WRITTEN REQUEST:
Take every line from the listing below that includes "iguales" and copy it.

EXCERPTED DATA:
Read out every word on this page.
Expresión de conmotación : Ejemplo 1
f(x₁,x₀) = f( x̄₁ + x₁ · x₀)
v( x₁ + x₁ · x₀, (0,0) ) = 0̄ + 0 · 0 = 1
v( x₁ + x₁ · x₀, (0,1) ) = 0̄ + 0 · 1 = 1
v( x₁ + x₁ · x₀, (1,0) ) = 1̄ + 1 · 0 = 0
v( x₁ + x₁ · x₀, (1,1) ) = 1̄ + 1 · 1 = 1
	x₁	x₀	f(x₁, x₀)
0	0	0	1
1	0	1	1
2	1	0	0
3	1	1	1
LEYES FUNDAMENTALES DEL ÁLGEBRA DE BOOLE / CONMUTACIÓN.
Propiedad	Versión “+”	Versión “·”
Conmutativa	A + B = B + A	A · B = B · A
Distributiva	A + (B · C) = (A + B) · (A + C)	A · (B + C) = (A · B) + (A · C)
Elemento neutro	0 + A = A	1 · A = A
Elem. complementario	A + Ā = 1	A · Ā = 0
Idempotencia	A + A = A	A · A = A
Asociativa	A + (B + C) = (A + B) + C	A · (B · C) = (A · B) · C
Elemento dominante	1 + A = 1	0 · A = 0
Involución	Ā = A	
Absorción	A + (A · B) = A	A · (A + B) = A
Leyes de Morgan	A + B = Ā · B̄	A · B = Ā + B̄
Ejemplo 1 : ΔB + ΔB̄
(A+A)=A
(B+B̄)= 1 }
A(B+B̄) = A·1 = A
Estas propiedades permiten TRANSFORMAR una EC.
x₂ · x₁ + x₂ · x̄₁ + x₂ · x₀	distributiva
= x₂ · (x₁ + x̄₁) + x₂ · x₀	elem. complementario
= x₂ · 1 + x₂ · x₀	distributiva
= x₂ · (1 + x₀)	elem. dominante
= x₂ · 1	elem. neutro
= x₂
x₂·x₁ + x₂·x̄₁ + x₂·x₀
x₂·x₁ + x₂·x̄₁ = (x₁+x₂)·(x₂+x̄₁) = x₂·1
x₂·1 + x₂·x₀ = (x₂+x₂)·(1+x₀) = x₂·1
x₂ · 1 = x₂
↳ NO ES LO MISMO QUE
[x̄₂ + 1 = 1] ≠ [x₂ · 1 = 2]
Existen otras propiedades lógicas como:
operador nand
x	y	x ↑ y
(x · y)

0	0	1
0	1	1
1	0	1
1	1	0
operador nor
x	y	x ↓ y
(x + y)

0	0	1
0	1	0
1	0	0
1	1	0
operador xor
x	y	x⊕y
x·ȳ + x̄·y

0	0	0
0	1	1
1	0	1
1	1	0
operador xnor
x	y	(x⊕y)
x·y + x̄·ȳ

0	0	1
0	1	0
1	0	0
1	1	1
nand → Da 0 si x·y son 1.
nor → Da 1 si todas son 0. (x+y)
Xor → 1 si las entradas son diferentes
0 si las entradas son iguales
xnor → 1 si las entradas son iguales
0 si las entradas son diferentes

THE OUTPUT:
0 si las entradas son iguales
xnor → 1 si las entradas son iguales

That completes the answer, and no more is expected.